Entries provided —

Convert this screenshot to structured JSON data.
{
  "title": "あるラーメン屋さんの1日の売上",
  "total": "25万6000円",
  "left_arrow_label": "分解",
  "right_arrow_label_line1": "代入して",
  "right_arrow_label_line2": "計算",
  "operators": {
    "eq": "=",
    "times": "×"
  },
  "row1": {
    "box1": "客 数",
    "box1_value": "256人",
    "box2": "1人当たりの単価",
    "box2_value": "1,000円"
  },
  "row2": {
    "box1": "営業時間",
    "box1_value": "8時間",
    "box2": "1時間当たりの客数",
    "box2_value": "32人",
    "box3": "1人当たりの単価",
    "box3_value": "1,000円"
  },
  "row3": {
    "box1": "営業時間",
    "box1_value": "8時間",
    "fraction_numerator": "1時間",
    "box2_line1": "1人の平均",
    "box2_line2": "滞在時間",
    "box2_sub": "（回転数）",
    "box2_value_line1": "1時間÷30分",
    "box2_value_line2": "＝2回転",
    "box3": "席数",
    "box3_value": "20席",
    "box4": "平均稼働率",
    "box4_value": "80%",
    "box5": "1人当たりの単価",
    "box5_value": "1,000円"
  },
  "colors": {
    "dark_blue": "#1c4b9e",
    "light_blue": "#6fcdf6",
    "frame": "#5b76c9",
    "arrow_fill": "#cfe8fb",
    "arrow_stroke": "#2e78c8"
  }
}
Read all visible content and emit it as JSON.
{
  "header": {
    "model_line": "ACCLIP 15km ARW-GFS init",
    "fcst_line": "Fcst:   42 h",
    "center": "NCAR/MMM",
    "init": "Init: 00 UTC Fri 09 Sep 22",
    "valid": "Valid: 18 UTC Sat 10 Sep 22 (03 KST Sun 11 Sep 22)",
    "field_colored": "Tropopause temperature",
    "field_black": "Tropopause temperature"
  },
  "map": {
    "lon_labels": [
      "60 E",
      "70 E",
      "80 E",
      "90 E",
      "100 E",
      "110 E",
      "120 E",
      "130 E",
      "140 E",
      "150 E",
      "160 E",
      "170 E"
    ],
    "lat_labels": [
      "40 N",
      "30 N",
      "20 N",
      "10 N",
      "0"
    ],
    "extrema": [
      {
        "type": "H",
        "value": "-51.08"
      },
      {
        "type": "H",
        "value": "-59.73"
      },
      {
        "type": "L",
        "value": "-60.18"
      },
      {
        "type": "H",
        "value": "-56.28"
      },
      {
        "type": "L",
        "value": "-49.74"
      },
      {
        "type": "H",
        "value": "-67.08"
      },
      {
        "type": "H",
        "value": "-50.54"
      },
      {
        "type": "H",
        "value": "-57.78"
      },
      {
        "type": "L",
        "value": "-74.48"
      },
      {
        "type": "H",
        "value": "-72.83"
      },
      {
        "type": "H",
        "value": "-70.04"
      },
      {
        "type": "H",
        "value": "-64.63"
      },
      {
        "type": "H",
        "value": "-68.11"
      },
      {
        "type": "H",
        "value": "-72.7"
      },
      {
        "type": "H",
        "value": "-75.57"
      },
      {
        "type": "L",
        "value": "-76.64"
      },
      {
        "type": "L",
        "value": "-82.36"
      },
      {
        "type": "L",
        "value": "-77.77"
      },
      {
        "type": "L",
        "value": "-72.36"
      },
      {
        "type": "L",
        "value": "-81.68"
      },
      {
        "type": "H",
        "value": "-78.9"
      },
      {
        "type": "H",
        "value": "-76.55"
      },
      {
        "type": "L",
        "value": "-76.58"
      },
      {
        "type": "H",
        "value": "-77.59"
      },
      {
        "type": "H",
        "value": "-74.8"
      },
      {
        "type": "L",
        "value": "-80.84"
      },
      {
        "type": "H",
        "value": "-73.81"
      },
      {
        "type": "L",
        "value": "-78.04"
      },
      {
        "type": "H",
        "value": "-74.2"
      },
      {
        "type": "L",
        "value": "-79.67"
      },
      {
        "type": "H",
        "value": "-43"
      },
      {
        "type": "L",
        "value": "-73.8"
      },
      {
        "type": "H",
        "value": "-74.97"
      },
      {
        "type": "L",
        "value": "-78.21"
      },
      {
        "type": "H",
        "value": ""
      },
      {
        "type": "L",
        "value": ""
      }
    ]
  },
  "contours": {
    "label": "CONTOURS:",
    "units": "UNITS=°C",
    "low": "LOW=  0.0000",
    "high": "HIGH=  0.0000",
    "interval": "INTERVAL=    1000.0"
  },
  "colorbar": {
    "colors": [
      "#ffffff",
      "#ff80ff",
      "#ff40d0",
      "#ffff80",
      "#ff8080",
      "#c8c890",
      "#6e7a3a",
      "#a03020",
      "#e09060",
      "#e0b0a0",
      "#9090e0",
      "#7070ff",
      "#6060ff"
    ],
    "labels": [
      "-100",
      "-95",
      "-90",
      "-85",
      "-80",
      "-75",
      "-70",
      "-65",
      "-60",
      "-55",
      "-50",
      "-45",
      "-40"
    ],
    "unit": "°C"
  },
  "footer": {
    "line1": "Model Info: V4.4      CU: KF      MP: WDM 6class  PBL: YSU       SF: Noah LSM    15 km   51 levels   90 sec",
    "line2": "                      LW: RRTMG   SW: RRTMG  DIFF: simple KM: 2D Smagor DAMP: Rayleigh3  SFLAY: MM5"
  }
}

Requirements —
Return all of the entries exactly as written.

Complete answer —
Convert this screenshot to structured JSON data.
{
  "title": "あるラーメン屋さんの1日の売上",
  "total": "25万6000円",
  "left_arrow_label": "分解",
  "right_arrow_label_line1": "代入して",
  "right_arrow_label_line2": "計算",
  "operators": {
    "eq": "=",
    "times": "×"
  },
  "row1": {
    "box1": "客 数",
    "box1_value": "256人",
    "box2": "1人当たりの単価",
    "box2_value": "1,000円"
  },
  "row2": {
    "box1": "営業時間",
    "box1_value": "8時間",
    "box2": "1時間当たりの客数",
    "box2_value": "32人",
    "box3": "1人当たりの単価",
    "box3_value": "1,000円"
  },
  "row3": {
    "box1": "営業時間",
    "box1_value": "8時間",
    "fraction_numerator": "1時間",
    "box2_line1": "1人の平均",
    "box2_line2": "滞在時間",
    "box2_sub": "（回転数）",
    "box2_value_line1": "1時間÷30分",
    "box2_value_line2": "＝2回転",
    "box3": "席数",
    "box3_value": "20席",
    "box4": "平均稼働率",
    "box4_value": "80%",
    "box5": "1人当たりの単価",
    "box5_value": "1,000円"
  },
  "colors": {
    "dark_blue": "#1c4b9e",
    "light_blue": "#6fcdf6",
    "frame": "#5b76c9",
    "arrow_fill": "#cfe8fb",
    "arrow_stroke": "#2e78c8"
  }
}
Read all visible content and emit it as JSON.
{
  "header": {
    "model_line": "ACCLIP 15km ARW-GFS init",
    "fcst_line": "Fcst:   42 h",
    "center": "NCAR/MMM",
    "init": "Init: 00 UTC Fri 09 Sep 22",
    "valid": "Valid: 18 UTC Sat 10 Sep 22 (03 KST Sun 11 Sep 22)",
    "field_colored": "Tropopause temperature",
    "field_black": "Tropopause temperature"
  },
  "map": {
    "lon_labels": [
      "60 E",
      "70 E",
      "80 E",
      "90 E",
      "100 E",
      "110 E",
      "120 E",
      "130 E",
      "140 E",
      "150 E",
      "160 E",
      "170 E"
    ],
    "lat_labels": [
      "40 N",
      "30 N",
      "20 N",
      "10 N",
      "0"
    ],
    "extrema": [
      {
        "type": "H",
        "value": "-51.08"
      },
      {
        "type": "H",
        "value": "-59.73"
      },
      {
        "type": "L",
        "value": "-60.18"
      },
      {
        "type": "H",
        "value": "-56.28"
      },
      {
        "type": "L",
        "value": "-49.74"
      },
      {
        "type": "H",
        "value": "-67.08"
      },
      {
        "type": "H",
        "value": "-50.54"
      },
      {
        "type": "H",
        "value": "-57.78"
      },
      {
        "type": "L",
        "value": "-74.48"
      },
      {
        "type": "H",
        "value": "-72.83"
      },
      {
        "type": "H",
        "value": "-70.04"
      },
      {
        "type": "H",
        "value": "-64.63"
      },
      {
        "type": "H",
        "value": "-68.11"
      },
      {
        "type": "H",
        "value": "-72.7"
      },
      {
        "type": "H",
        "value": "-75.57"
      },
      {
        "type": "L",
        "value": "-76.64"
      },
      {
        "type": "L",
        "value": "-82.36"
      },
      {
        "type": "L",
        "value": "-77.77"
      },
      {
        "type": "L",
        "value": "-72.36"
      },
      {
        "type": "L",
        "value": "-81.68"
      },
      {
        "type": "H",
        "value": "-78.9"
      },
      {
        "type": "H",
        "value": "-76.55"
      },
      {
        "type": "L",
        "value": "-76.58"
      },
      {
        "type": "H",
        "value": "-77.59"
      },
      {
        "type": "H",
        "value": "-74.8"
      },
      {
        "type": "L",
        "value": "-80.84"
      },
      {
        "type": "H",
        "value": "-73.81"
      },
      {
        "type": "L",
        "value": "-78.04"
      },
      {
        "type": "H",
        "value": "-74.2"
      },
      {
        "type": "L",
        "value": "-79.67"
      },
      {
        "type": "H",
        "value": "-43"
      },
      {
        "type": "L",
        "value": "-73.8"
      },
      {
        "type": "H",
        "value": "-74.97"
      },
      {
        "type": "L",
        "value": "-78.21"
      },
      {
        "type": "H",
        "value": ""
      },
      {
        "type": "L",
        "value": ""
      }
    ]
  },
  "contours": {
    "label": "CONTOURS:",
    "units": "UNITS=°C",
    "low": "LOW=  0.0000",
    "high": "HIGH=  0.0000",
    "interval": "INTERVAL=    1000.0"
  },
  "colorbar": {
    "colors": [
      "#ffffff",
      "#ff80ff",
      "#ff40d0",
      "#ffff80",
      "#ff8080",
      "#c8c890",
      "#6e7a3a",
      "#a03020",
      "#e09060",
      "#e0b0a0",
      "#9090e0",
      "#7070ff",
      "#6060ff"
    ],
    "labels": [
      "-100",
      "-95",
      "-90",
      "-85",
      "-80",
      "-75",
      "-70",
      "-65",
      "-60",
      "-55",
      "-50",
      "-45",
      "-40"
    ],
    "unit": "°C"
  },
  "footer": {
    "line1": "Model Info: V4.4      CU: KF      MP: WDM 6class  PBL: YSU       SF: Noah LSM    15 km   51 levels   90 sec",
    "line2": "                      LW: RRTMG   SW: RRTMG  DIFF: simple KM: 2D Smagor DAMP: Rayleigh3  SFLAY: MM5"
  }
}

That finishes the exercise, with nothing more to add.